> [Requirements]:
Find every line below that contains the word "language" and copy it out.

[Saved entries]
________
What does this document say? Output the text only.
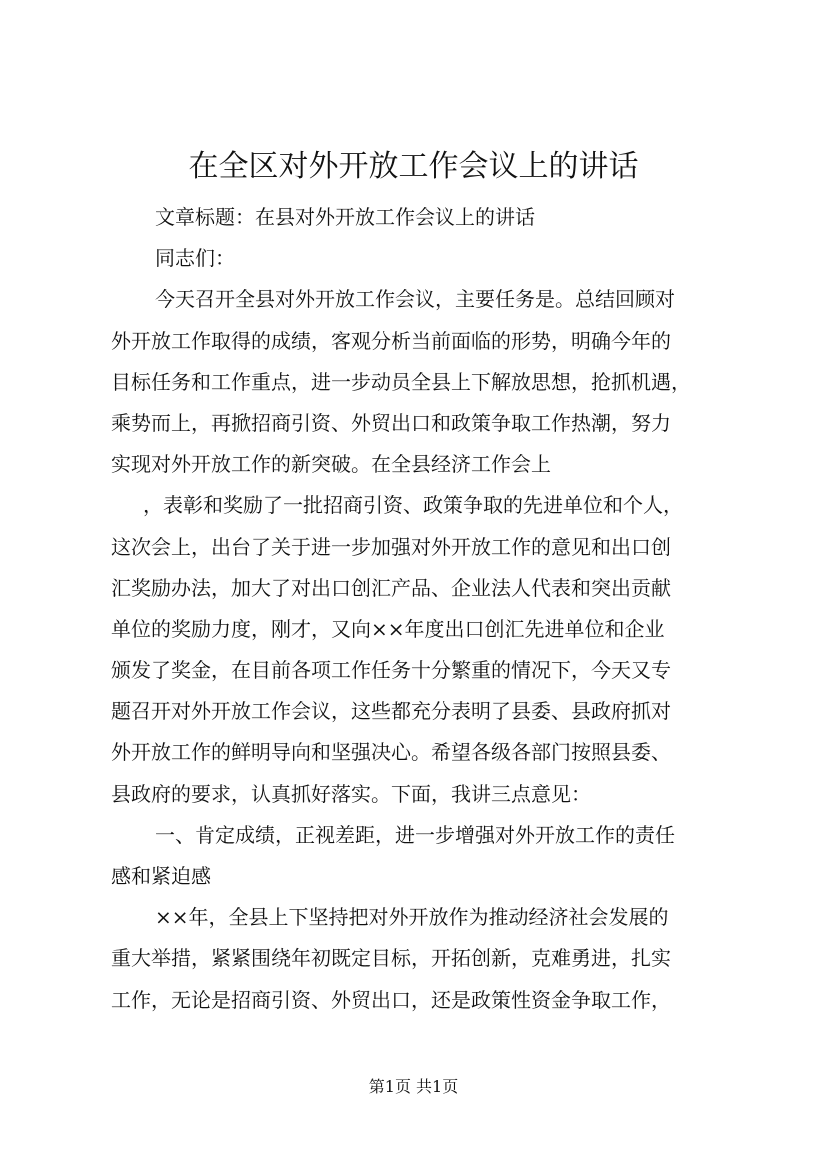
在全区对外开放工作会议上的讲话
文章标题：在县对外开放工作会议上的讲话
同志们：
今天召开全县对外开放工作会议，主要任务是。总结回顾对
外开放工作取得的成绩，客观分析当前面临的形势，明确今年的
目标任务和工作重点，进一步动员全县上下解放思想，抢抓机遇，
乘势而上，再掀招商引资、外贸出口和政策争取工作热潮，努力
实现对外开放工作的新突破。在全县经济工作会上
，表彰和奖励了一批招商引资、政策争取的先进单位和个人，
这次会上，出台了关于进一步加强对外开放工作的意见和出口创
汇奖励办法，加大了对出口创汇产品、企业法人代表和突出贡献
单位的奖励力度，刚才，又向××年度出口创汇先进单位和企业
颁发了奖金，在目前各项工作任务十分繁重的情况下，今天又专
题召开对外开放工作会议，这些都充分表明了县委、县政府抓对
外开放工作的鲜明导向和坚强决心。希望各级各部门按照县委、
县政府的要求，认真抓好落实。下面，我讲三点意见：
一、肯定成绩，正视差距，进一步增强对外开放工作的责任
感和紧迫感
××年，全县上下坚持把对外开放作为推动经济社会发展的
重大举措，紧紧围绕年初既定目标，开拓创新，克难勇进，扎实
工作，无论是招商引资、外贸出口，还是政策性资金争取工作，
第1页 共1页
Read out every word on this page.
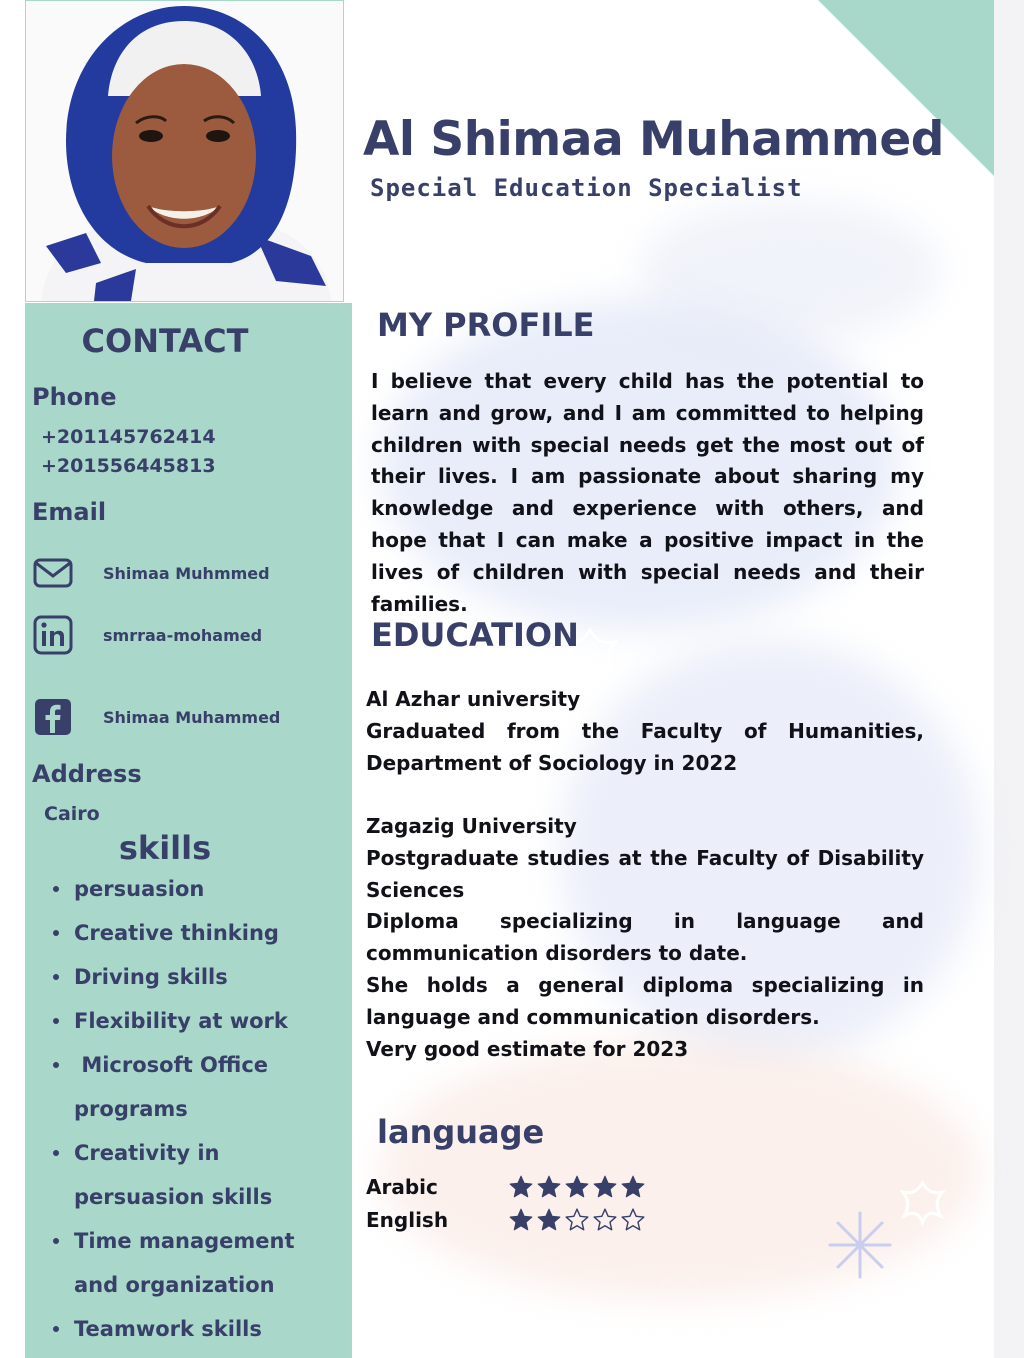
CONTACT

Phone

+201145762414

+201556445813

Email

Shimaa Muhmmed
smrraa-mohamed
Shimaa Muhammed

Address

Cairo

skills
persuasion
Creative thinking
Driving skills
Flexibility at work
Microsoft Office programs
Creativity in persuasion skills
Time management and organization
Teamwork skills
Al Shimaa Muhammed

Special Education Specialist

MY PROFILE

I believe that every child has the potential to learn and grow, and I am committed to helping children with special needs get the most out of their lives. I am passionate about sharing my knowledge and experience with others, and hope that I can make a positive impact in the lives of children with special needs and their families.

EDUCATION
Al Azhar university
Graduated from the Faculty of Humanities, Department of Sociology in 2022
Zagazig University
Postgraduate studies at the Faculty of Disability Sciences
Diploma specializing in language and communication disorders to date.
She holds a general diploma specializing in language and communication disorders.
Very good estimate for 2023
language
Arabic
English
________
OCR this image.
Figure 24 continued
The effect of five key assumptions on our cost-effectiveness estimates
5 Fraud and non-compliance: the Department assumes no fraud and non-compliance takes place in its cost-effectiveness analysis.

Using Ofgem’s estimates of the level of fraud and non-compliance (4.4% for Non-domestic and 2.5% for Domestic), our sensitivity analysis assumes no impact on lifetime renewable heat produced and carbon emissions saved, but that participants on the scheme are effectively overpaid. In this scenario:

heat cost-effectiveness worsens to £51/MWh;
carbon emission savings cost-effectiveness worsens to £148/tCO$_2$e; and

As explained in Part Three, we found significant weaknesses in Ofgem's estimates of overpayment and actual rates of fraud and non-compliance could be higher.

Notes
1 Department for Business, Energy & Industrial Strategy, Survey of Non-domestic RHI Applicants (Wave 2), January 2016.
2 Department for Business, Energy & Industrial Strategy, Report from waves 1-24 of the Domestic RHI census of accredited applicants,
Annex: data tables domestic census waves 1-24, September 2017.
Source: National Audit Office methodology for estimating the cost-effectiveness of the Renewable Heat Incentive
________
> [The output]:
Diploma specializing in language and communication disorders to date.
She holds a general diploma specializing in language and communication disorders.
language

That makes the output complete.